** EXCERPTED DATA **
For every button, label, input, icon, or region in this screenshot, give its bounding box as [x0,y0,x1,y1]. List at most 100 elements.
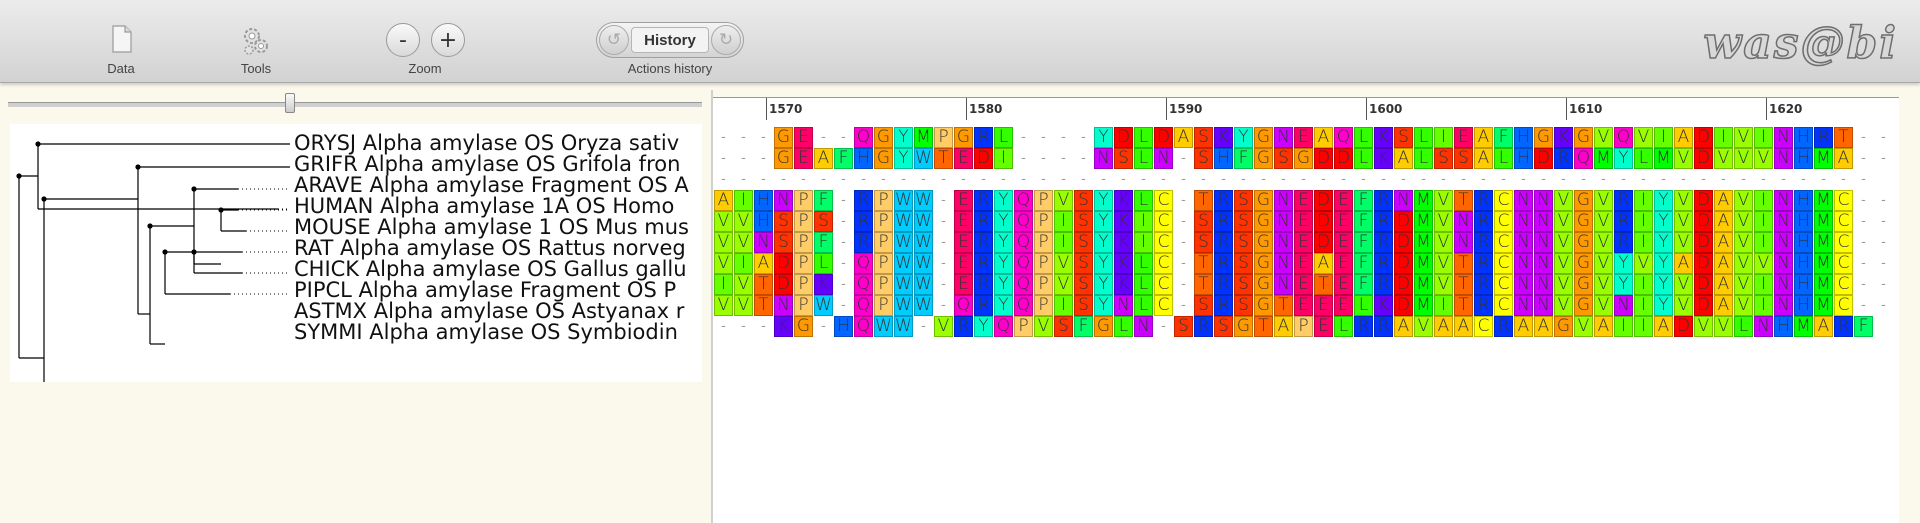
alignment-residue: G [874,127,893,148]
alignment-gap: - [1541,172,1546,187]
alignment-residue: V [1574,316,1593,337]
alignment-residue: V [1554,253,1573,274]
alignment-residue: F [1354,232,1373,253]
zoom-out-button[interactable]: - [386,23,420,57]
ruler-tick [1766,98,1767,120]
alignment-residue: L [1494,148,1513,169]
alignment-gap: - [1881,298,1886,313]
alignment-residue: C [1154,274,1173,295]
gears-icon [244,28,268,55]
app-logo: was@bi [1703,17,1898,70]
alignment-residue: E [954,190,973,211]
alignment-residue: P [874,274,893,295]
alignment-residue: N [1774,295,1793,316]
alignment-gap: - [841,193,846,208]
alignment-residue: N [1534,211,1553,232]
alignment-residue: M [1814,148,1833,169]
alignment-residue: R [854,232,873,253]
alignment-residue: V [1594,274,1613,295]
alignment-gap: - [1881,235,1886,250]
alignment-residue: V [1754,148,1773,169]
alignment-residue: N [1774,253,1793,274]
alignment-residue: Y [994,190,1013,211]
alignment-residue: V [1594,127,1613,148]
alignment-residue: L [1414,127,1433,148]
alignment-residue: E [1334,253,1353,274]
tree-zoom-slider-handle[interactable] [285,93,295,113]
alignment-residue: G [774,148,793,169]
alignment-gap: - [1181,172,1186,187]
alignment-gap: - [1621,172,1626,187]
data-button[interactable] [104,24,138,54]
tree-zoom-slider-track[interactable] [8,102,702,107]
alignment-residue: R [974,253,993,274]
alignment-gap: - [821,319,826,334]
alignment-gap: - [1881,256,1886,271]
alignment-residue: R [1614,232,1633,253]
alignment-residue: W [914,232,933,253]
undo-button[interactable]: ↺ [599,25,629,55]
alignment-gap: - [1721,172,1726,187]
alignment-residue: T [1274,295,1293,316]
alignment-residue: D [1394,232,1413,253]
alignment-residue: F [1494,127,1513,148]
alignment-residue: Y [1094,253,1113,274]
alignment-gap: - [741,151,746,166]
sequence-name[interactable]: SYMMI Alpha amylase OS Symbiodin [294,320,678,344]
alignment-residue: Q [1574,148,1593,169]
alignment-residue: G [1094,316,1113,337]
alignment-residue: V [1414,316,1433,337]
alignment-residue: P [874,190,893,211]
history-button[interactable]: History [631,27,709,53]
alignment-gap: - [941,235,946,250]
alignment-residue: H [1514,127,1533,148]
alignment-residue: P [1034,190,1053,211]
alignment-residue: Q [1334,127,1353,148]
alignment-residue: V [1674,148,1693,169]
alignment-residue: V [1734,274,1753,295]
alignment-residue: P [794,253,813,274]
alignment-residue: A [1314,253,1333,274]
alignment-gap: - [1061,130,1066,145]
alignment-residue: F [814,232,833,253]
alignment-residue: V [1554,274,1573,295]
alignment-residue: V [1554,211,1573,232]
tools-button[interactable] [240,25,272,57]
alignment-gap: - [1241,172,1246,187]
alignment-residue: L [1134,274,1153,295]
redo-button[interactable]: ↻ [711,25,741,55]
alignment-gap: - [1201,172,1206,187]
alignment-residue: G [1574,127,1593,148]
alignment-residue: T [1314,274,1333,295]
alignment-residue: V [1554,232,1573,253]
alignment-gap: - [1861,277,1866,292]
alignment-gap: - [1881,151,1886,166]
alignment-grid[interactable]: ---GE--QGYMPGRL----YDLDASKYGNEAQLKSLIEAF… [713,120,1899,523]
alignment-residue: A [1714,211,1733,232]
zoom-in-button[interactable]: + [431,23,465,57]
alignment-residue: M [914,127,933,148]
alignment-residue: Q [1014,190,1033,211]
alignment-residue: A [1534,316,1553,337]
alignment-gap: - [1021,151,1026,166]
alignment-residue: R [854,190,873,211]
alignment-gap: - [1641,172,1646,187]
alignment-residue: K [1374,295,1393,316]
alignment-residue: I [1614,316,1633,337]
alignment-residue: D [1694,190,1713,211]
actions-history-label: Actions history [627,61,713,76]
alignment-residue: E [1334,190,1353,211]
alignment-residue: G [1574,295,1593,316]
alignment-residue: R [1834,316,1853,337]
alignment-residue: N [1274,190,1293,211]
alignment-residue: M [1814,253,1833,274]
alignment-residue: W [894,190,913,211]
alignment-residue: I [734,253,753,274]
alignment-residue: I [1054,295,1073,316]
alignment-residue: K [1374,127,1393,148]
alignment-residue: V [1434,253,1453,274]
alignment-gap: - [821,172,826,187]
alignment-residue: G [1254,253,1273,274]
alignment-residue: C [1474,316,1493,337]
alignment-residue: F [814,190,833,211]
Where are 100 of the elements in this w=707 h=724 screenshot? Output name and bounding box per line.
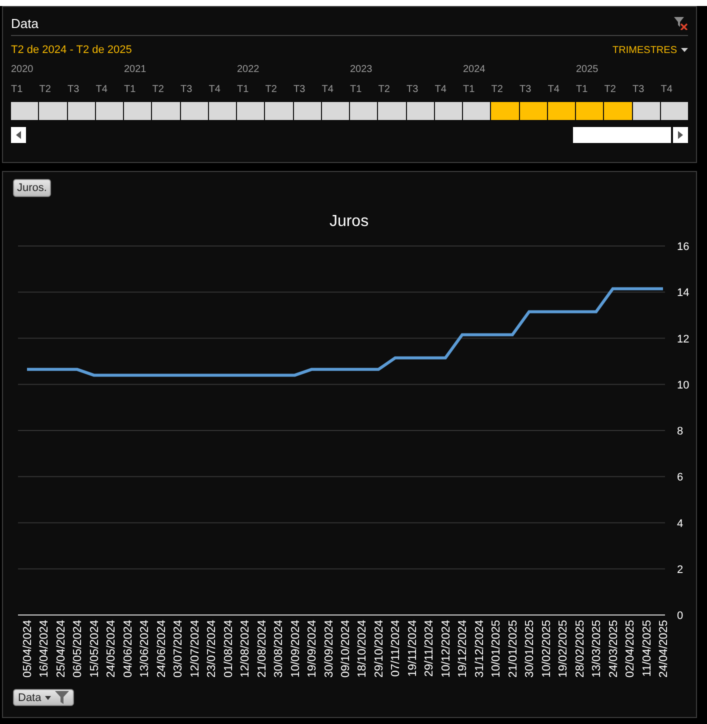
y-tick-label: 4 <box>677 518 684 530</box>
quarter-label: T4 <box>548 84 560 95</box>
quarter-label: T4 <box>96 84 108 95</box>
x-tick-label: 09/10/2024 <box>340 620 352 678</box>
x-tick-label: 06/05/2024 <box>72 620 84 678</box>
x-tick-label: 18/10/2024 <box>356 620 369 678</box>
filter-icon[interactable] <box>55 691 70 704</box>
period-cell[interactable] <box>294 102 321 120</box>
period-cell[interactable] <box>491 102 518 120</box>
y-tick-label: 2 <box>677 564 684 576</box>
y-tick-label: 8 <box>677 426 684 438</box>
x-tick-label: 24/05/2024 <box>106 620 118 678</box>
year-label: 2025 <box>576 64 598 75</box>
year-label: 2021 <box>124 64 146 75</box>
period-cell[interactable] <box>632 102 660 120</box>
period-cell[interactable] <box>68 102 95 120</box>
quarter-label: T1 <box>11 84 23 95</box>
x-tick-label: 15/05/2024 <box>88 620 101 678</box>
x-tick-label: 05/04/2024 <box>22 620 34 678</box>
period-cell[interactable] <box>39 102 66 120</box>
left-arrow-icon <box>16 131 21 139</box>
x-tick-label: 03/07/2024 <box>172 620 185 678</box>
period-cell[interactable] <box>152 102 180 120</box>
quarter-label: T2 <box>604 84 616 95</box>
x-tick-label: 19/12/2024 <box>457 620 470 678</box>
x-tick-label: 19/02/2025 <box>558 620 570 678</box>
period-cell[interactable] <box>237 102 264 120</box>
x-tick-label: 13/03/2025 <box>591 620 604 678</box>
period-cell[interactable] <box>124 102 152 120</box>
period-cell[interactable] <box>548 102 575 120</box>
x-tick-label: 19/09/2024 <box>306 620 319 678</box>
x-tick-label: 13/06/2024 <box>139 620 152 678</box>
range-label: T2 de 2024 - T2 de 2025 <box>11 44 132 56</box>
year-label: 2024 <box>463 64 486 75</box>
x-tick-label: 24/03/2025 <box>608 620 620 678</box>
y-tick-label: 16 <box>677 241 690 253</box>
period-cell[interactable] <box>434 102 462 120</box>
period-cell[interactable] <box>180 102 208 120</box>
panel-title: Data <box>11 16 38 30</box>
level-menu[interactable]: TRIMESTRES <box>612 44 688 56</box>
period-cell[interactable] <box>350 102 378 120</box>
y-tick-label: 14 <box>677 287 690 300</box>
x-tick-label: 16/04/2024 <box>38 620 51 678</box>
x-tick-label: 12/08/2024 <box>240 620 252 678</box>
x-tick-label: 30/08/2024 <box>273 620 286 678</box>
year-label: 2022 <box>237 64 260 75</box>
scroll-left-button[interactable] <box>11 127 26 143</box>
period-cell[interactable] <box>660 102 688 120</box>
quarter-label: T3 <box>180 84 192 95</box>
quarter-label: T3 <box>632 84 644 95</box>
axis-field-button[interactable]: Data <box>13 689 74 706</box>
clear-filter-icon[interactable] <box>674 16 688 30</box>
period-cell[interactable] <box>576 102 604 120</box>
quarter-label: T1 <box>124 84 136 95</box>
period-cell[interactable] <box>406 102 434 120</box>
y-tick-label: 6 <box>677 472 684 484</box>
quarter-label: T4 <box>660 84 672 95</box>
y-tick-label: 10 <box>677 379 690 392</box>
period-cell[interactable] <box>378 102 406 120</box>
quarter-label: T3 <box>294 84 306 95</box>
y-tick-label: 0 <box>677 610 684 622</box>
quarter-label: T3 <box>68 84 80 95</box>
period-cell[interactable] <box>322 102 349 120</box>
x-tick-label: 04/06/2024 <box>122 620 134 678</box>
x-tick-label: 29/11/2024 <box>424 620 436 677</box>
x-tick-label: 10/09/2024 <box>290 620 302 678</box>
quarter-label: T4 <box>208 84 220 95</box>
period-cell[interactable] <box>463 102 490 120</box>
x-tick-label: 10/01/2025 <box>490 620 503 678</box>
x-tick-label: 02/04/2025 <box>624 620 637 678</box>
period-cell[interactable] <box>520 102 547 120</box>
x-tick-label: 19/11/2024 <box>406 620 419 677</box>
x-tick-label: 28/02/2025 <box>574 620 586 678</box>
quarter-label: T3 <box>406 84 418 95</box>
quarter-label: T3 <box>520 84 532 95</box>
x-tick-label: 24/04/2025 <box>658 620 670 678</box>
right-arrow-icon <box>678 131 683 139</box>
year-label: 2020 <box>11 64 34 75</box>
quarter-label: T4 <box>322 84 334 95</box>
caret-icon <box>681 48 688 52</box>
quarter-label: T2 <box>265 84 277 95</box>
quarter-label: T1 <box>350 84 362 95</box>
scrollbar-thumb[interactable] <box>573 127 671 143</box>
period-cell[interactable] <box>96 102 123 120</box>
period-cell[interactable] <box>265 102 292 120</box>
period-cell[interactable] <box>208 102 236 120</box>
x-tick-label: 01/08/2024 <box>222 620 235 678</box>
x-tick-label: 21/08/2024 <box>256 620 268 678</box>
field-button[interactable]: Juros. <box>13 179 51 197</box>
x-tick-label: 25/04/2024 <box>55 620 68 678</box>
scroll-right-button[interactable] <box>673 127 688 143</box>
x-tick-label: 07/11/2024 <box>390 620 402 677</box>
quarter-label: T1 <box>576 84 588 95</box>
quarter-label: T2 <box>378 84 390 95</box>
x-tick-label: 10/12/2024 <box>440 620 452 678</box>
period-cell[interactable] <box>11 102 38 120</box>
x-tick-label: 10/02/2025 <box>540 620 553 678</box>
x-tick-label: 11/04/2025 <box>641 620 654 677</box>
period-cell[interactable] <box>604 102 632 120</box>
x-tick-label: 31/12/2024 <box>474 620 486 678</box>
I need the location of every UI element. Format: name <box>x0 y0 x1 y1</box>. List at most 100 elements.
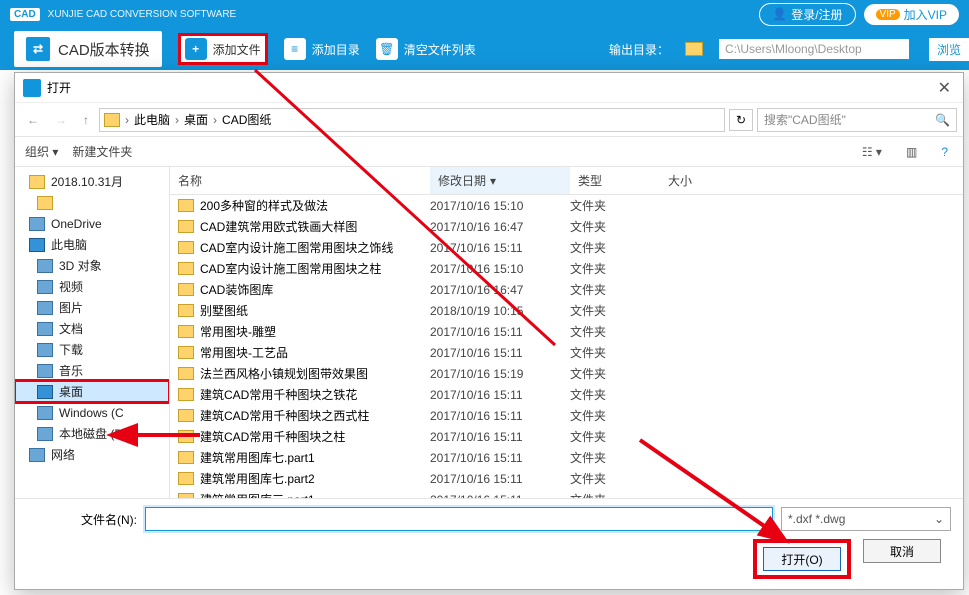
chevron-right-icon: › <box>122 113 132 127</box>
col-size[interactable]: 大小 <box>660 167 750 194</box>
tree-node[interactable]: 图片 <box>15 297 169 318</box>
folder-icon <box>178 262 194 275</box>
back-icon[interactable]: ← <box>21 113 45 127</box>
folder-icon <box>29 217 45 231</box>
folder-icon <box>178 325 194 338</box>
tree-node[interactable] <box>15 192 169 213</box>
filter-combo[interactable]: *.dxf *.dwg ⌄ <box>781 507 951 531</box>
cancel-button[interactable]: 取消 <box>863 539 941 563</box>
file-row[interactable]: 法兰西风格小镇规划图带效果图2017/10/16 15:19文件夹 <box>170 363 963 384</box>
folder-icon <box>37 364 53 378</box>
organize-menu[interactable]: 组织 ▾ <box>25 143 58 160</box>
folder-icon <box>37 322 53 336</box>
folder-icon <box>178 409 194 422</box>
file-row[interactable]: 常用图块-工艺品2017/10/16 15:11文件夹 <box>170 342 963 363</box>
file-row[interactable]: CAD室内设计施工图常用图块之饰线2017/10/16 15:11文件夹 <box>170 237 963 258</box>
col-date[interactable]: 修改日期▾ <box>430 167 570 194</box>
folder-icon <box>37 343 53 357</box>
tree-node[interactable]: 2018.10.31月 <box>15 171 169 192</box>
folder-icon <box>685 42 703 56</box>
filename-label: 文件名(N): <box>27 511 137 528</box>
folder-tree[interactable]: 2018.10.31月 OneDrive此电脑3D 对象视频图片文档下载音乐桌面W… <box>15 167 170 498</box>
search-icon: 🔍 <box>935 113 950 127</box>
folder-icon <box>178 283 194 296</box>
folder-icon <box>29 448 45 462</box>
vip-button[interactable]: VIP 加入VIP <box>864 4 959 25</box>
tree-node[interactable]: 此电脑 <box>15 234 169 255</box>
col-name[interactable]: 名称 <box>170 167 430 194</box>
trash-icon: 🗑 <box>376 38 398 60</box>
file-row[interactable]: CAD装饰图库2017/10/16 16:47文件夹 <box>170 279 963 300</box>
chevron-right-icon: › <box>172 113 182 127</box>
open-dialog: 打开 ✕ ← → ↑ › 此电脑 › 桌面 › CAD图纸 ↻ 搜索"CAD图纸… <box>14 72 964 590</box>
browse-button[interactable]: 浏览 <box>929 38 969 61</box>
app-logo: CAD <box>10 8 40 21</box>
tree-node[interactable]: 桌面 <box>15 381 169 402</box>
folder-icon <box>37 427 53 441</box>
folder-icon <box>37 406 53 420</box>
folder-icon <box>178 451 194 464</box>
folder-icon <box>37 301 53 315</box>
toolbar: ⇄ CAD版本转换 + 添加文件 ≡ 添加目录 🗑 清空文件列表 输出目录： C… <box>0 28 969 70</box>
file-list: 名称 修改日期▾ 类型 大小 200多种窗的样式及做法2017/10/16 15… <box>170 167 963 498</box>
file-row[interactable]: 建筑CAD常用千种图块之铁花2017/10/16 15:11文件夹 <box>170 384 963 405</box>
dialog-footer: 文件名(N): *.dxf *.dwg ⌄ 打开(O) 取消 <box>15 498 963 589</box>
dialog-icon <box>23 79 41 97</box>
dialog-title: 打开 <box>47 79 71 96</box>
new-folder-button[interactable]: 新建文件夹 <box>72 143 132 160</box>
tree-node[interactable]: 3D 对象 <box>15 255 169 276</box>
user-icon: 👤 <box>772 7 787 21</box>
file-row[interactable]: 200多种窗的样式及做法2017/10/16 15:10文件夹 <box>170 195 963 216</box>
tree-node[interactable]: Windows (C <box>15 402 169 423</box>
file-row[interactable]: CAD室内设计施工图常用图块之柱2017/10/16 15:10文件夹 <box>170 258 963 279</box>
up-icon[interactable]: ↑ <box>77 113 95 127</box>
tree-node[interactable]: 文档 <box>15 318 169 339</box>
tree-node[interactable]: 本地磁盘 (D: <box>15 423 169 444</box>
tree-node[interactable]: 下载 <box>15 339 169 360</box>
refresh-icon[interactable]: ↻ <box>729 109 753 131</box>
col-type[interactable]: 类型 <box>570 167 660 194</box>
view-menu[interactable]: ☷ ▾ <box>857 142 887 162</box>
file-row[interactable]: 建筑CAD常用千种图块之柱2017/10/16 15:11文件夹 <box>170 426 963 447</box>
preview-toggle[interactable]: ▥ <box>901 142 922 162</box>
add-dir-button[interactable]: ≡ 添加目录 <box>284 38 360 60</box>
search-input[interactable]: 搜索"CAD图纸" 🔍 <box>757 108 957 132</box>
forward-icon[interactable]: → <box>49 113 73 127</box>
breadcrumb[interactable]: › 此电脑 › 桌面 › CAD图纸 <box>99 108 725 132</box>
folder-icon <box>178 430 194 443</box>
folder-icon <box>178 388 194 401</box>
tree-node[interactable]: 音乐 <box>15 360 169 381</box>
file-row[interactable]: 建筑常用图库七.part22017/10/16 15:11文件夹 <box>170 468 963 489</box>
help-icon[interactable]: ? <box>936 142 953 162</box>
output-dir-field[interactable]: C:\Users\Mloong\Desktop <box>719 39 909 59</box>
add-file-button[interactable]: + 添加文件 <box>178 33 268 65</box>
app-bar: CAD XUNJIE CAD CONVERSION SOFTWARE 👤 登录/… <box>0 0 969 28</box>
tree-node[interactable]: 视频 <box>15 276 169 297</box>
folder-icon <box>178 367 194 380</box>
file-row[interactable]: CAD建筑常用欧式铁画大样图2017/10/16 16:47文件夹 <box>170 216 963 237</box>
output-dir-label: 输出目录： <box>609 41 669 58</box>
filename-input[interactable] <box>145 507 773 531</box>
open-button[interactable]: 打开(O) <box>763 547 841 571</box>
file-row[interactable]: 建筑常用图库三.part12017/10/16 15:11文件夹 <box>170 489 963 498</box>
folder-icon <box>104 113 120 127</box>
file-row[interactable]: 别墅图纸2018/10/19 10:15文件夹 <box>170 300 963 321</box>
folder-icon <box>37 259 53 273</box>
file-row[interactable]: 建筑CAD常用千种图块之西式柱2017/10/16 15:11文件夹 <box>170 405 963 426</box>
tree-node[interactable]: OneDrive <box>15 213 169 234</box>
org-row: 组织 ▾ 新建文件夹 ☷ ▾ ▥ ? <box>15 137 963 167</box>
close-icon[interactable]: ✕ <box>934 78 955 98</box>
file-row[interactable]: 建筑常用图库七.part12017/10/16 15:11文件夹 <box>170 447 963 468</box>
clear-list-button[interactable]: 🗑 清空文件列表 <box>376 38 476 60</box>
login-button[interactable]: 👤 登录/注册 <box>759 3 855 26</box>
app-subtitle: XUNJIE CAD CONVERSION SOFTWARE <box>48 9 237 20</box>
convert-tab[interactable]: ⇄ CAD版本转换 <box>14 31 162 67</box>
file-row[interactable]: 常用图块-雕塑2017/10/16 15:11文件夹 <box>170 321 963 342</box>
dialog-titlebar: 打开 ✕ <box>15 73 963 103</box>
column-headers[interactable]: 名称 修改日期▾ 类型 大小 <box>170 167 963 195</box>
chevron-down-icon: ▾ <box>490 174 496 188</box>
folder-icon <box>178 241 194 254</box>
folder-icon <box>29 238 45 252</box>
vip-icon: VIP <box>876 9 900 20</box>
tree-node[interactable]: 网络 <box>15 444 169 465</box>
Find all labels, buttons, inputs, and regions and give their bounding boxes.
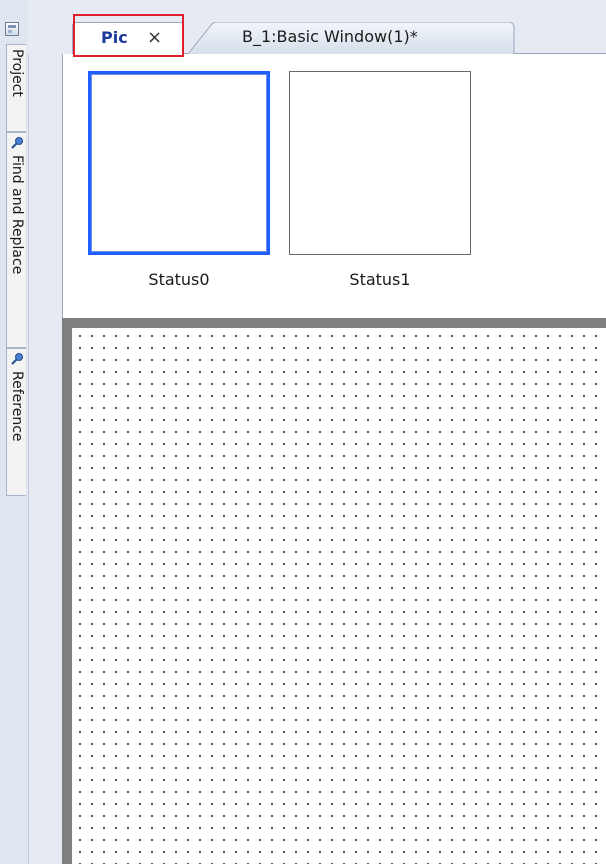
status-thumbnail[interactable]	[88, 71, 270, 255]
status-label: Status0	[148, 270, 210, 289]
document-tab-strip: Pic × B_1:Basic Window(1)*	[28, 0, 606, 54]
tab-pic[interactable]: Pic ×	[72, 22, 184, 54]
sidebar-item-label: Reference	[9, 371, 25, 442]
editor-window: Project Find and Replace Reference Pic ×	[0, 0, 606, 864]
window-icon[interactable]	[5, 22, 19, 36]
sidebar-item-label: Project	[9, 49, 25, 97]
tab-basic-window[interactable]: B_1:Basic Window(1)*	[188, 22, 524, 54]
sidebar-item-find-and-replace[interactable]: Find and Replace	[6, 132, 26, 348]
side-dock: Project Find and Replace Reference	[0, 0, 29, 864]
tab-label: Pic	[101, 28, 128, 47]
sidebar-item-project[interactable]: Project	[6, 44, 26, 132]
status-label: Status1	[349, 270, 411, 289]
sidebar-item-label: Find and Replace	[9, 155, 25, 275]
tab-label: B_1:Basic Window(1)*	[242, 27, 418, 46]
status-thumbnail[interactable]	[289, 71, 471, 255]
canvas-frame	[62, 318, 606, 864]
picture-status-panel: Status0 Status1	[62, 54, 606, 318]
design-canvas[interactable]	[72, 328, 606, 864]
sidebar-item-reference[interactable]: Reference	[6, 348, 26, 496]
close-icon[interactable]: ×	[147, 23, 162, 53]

** REQUIREMENT **
Copy out the lines from the one containing "alignment-residue: G [874,127,893,148]" through the one containing "alignment-gap: - [1881,298,1886,313]", both included, with nothing changed.

** TASK ANSWER **
alignment-residue: G [874,127,893,148]
alignment-gap: - [1541,172,1546,187]
alignment-residue: V [1574,316,1593,337]
alignment-residue: V [1554,253,1573,274]
alignment-residue: F [1354,232,1373,253]
zoom-out-button[interactable]: - [386,23,420,57]
ruler-tick [1766,98,1767,120]
alignment-residue: L [1494,148,1513,169]
alignment-gap: - [1881,298,1886,313]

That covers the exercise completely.